→ **ENTRIES PROVIDED**:

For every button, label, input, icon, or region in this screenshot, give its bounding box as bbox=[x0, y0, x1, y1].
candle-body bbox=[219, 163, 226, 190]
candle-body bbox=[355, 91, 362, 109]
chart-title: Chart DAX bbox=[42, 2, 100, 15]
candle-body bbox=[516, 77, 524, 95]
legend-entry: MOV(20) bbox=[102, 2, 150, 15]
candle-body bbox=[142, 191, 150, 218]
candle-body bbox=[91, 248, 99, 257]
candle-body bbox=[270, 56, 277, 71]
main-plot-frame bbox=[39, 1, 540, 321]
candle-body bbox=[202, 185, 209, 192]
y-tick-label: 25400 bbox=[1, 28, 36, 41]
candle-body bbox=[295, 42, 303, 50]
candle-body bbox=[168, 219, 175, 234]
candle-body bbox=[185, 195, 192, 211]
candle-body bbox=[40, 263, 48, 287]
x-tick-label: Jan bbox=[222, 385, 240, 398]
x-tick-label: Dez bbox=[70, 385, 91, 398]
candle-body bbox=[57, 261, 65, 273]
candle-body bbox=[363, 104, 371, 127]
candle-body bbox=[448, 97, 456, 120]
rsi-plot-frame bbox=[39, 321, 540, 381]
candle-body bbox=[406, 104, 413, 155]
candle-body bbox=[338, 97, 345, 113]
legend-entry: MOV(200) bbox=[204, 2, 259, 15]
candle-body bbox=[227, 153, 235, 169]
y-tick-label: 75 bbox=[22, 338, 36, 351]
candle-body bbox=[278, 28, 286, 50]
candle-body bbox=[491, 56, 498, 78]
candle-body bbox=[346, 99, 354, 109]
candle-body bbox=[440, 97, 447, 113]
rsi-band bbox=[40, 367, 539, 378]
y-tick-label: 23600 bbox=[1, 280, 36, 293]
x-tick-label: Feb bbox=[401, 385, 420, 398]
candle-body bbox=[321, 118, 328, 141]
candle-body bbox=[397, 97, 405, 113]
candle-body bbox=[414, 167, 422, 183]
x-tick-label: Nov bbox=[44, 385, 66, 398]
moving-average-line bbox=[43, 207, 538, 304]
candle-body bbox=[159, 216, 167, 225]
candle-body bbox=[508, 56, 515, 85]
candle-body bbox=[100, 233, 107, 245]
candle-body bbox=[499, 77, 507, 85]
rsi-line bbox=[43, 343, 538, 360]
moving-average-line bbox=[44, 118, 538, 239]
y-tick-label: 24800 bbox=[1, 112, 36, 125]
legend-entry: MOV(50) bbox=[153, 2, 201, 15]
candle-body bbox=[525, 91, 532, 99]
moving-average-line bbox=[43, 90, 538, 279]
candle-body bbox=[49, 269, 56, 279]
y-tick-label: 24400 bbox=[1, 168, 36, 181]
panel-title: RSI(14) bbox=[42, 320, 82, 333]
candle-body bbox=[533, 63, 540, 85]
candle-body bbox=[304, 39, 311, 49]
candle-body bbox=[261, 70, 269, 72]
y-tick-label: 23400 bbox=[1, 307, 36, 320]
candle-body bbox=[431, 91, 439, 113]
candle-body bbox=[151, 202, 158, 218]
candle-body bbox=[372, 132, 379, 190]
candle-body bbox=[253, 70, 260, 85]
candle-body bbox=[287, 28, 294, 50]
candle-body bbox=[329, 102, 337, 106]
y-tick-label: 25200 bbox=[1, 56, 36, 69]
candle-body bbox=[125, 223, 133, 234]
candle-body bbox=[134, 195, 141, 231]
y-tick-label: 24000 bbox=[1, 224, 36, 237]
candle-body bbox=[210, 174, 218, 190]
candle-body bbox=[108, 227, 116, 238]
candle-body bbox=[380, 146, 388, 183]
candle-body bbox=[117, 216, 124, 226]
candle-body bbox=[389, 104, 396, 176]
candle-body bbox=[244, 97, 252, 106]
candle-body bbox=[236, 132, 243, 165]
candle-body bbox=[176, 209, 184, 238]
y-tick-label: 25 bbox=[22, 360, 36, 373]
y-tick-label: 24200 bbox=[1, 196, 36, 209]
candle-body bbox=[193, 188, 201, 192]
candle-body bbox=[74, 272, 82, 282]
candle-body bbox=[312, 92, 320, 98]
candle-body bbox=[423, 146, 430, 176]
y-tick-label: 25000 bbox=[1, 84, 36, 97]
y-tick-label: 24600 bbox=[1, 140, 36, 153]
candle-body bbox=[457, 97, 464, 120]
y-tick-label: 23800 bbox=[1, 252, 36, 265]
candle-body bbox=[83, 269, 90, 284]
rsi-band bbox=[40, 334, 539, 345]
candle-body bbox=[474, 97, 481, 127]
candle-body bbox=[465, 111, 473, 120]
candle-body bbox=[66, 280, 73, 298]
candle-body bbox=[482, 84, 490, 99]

→ **WRITTEN REQUEST**: Extract every line of the items above that contains the word "moving".

→ **EXPECTED OUTPUT**:
moving-average-line bbox=[43, 207, 538, 304]
moving-average-line bbox=[44, 118, 538, 239]
moving-average-line bbox=[43, 90, 538, 279]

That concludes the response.